◆ Collected data entries ◆
----------
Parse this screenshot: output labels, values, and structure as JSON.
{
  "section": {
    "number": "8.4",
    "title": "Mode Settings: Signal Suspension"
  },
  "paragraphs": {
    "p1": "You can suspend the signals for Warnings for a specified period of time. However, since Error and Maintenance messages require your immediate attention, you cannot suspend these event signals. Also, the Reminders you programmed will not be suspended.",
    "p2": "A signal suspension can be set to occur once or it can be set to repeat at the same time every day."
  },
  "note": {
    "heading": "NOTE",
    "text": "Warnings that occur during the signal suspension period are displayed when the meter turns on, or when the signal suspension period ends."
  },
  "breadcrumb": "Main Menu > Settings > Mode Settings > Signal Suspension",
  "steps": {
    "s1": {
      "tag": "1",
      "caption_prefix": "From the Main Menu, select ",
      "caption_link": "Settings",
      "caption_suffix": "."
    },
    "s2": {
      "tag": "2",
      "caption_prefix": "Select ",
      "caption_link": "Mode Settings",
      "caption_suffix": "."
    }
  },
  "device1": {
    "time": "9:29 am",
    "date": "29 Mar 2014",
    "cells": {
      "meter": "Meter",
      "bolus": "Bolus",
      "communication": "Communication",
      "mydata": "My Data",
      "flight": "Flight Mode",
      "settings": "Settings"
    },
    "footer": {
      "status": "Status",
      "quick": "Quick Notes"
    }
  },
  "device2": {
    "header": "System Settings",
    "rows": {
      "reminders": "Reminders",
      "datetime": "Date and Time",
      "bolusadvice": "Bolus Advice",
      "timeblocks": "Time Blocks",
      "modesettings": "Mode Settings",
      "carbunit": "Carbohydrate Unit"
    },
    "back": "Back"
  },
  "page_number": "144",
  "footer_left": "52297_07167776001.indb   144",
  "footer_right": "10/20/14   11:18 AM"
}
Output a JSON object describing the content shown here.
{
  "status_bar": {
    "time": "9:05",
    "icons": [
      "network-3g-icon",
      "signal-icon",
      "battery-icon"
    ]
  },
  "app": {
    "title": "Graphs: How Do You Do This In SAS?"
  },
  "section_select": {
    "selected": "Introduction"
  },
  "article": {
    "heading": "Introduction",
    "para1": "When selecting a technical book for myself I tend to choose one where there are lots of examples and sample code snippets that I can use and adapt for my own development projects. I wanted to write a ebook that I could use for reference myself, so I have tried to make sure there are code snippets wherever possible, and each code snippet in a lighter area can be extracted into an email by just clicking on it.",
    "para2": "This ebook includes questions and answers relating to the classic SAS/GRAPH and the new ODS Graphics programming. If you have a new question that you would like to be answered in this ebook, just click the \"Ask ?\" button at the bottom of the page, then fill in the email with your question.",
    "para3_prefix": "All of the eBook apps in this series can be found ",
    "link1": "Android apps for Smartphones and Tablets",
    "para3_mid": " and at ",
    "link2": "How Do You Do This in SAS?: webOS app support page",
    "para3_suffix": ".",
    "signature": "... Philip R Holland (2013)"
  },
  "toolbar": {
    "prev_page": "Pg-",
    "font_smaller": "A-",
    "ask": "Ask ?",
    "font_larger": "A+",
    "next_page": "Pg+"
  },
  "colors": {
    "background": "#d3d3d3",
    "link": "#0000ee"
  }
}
----------
◆ TASK GOAL ◆
Quote the listing in full, please, keeping every line exact.

◆ SOLUTION ◆
Parse this screenshot: output labels, values, and structure as JSON.
{
  "section": {
    "number": "8.4",
    "title": "Mode Settings: Signal Suspension"
  },
  "paragraphs": {
    "p1": "You can suspend the signals for Warnings for a specified period of time. However, since Error and Maintenance messages require your immediate attention, you cannot suspend these event signals. Also, the Reminders you programmed will not be suspended.",
    "p2": "A signal suspension can be set to occur once or it can be set to repeat at the same time every day."
  },
  "note": {
    "heading": "NOTE",
    "text": "Warnings that occur during the signal suspension period are displayed when the meter turns on, or when the signal suspension period ends."
  },
  "breadcrumb": "Main Menu > Settings > Mode Settings > Signal Suspension",
  "steps": {
    "s1": {
      "tag": "1",
      "caption_prefix": "From the Main Menu, select ",
      "caption_link": "Settings",
      "caption_suffix": "."
    },
    "s2": {
      "tag": "2",
      "caption_prefix": "Select ",
      "caption_link": "Mode Settings",
      "caption_suffix": "."
    }
  },
  "device1": {
    "time": "9:29 am",
    "date": "29 Mar 2014",
    "cells": {
      "meter": "Meter",
      "bolus": "Bolus",
      "communication": "Communication",
      "mydata": "My Data",
      "flight": "Flight Mode",
      "settings": "Settings"
    },
    "footer": {
      "status": "Status",
      "quick": "Quick Notes"
    }
  },
  "device2": {
    "header": "System Settings",
    "rows": {
      "reminders": "Reminders",
      "datetime": "Date and Time",
      "bolusadvice": "Bolus Advice",
      "timeblocks": "Time Blocks",
      "modesettings": "Mode Settings",
      "carbunit": "Carbohydrate Unit"
    },
    "back": "Back"
  },
  "page_number": "144",
  "footer_left": "52297_07167776001.indb   144",
  "footer_right": "10/20/14   11:18 AM"
}
Output a JSON object describing the content shown here.
{
  "status_bar": {
    "time": "9:05",
    "icons": [
      "network-3g-icon",
      "signal-icon",
      "battery-icon"
    ]
  },
  "app": {
    "title": "Graphs: How Do You Do This In SAS?"
  },
  "section_select": {
    "selected": "Introduction"
  },
  "article": {
    "heading": "Introduction",
    "para1": "When selecting a technical book for myself I tend to choose one where there are lots of examples and sample code snippets that I can use and adapt for my own development projects. I wanted to write a ebook that I could use for reference myself, so I have tried to make sure there are code snippets wherever possible, and each code snippet in a lighter area can be extracted into an email by just clicking on it.",
    "para2": "This ebook includes questions and answers relating to the classic SAS/GRAPH and the new ODS Graphics programming. If you have a new question that you would like to be answered in this ebook, just click the \"Ask ?\" button at the bottom of the page, then fill in the email with your question.",
    "para3_prefix": "All of the eBook apps in this series can be found ",
    "link1": "Android apps for Smartphones and Tablets",
    "para3_mid": " and at ",
    "link2": "How Do You Do This in SAS?: webOS app support page",
    "para3_suffix": ".",
    "signature": "... Philip R Holland (2013)"
  },
  "toolbar": {
    "prev_page": "Pg-",
    "font_smaller": "A-",
    "ask": "Ask ?",
    "font_larger": "A+",
    "next_page": "Pg+"
  },
  "colors": {
    "background": "#d3d3d3",
    "link": "#0000ee"
  }
}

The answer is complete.